STATED PROBLEM 1: In the Zarr excerpt, what depth does a Zarr with only entries and no directories have?
STATED PROBLEM 2: Using the Zarr excerpt, explain in one to three sentences why a Zarr whose top-level directories contain only entries has a depth of 1.
STATED PROBLEM 3:
Do these statements agree with the Zarr excerpt? For each, answer yes or no and quote the deciding words.
(a) `totalSize` gives the sum of the sizes of all entries in the Zarr.
(b) `fields` must always have the value `["versionId", "lastModified", "size", "ETag"]`.
(c) `lastModified` in the statistics is given as an integer.

EXCERPTED TEXT:
It is **highly recommended** that `fields` always has a value of
`["versionId", "lastModified", "size", "ETag"]`, in that order.

- `statistics` (object) — An object containing the following fields describing
the Zarr as a whole:

- `entries` — The total number of entries in the Zarr as an integer

- `depth` — The maximum number of directory levels deep at which an entry
can be found in the Zarr, as an integer

- A Zarr containing only entries, no directories, has a depth of 0.

- A Zarr that contains one or more top-level directories, all which
contain only entries, has a depth of 1.

- `totalSize` — The sum of the sizes of all entries in the Zarr

- `lastModified` — The date & time at which any change was made to the
Zarr's contents as a string of the form `"YYYY-MM-DDTHH:MM:SS±HH:MM"`

- `zarrChecksum` — The Zarr's Dandi Zarr checksum

- `entries` (object) — A tree of values mirroring the directory & entry
structure of the Zarr.

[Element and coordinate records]
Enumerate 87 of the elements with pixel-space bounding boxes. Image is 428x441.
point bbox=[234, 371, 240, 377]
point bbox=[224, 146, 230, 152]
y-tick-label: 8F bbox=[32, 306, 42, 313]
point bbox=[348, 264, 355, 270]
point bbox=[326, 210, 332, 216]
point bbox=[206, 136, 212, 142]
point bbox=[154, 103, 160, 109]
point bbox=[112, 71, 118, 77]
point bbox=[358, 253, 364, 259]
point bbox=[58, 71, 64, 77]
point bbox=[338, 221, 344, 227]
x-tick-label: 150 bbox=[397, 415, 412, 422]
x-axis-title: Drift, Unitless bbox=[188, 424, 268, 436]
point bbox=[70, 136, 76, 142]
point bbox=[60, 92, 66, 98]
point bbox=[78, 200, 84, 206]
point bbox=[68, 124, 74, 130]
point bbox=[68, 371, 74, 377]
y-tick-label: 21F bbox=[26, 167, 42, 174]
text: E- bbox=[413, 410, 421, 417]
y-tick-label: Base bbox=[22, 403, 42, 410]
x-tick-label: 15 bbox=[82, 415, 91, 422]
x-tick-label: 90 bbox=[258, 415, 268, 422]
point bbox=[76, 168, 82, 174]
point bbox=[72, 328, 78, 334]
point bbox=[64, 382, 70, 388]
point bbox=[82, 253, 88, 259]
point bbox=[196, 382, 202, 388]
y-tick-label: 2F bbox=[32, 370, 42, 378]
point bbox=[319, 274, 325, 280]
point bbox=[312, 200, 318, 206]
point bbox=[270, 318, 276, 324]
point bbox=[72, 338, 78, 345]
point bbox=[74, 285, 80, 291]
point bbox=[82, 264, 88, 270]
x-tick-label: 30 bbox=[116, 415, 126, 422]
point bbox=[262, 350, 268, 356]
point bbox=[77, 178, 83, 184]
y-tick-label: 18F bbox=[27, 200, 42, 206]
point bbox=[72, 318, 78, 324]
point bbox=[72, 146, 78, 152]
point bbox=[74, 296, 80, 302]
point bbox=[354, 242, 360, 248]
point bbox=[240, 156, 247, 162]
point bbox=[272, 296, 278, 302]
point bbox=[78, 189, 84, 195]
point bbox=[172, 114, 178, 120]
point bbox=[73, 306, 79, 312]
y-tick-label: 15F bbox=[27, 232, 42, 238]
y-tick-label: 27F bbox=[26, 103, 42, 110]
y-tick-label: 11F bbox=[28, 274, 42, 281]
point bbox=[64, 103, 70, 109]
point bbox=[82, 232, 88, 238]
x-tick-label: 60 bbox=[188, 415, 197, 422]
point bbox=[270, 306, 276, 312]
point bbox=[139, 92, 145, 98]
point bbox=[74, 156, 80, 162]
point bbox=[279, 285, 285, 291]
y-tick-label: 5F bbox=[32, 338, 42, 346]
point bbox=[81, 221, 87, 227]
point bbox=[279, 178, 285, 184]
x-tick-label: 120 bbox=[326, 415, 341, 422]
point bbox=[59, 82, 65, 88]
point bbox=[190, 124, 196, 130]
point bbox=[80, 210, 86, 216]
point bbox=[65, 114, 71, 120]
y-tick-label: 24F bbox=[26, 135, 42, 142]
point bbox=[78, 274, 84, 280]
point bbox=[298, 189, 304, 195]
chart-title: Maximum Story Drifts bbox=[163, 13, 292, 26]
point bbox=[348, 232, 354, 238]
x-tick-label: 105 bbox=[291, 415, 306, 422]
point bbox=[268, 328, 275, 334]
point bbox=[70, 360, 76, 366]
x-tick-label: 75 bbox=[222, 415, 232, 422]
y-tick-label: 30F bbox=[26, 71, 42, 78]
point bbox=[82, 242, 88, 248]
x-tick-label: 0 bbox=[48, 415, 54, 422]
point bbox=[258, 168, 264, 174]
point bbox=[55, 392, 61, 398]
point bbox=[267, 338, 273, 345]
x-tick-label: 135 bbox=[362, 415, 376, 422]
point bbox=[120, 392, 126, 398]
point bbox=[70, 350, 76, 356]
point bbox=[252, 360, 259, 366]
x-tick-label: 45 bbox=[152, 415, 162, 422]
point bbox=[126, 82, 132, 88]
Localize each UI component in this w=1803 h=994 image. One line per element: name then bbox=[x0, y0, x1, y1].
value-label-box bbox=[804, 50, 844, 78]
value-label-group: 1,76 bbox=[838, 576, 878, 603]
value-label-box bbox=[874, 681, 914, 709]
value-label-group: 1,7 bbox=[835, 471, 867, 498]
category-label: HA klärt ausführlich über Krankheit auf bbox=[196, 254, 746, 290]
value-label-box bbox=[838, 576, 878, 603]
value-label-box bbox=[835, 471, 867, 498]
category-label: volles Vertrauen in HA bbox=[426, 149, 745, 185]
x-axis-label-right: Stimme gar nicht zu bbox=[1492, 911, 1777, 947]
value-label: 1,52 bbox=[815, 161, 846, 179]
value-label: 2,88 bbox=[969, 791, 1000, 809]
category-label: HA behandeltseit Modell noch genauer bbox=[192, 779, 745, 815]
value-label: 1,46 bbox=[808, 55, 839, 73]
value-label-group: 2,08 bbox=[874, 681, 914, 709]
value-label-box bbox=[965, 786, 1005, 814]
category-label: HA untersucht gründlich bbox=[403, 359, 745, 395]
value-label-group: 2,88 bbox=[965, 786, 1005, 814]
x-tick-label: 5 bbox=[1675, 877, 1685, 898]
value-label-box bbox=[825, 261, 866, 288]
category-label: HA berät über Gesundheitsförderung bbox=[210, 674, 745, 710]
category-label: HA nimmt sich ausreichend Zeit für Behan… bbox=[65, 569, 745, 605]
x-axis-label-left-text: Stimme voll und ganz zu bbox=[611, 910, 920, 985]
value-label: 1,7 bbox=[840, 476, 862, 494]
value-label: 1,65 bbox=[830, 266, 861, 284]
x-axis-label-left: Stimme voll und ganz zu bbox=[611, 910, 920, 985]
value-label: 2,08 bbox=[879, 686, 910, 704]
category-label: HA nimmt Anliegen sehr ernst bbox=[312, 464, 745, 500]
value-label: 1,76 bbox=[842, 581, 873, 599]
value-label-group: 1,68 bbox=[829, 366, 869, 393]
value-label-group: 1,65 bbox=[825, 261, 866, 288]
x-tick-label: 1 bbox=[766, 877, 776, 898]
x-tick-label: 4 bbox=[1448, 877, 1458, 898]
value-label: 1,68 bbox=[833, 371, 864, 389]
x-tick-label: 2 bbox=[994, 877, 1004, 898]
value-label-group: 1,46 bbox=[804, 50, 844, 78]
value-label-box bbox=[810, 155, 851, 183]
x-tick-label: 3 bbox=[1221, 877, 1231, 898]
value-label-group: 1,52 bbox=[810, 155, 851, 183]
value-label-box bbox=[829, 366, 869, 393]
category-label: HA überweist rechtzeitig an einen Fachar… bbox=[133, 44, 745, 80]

WRITTEN REPLY 1: A depth of 0.

WRITTEN REPLY 2: Depth is defined as the maximum number of directory levels deep at which an entry can be found in the Zarr. In such a Zarr, the deepest entries sit one directory level down, inside the top-level directories, so the depth is 1.

WRITTEN REPLY 3:
(a) Yes: "The sum of the sizes of all entries in the Zarr"
(b) No: "highly recommended"
(c) No: "as a string of the form `"YYYY-MM-DDTHH:MM:SS±HH:MM"`"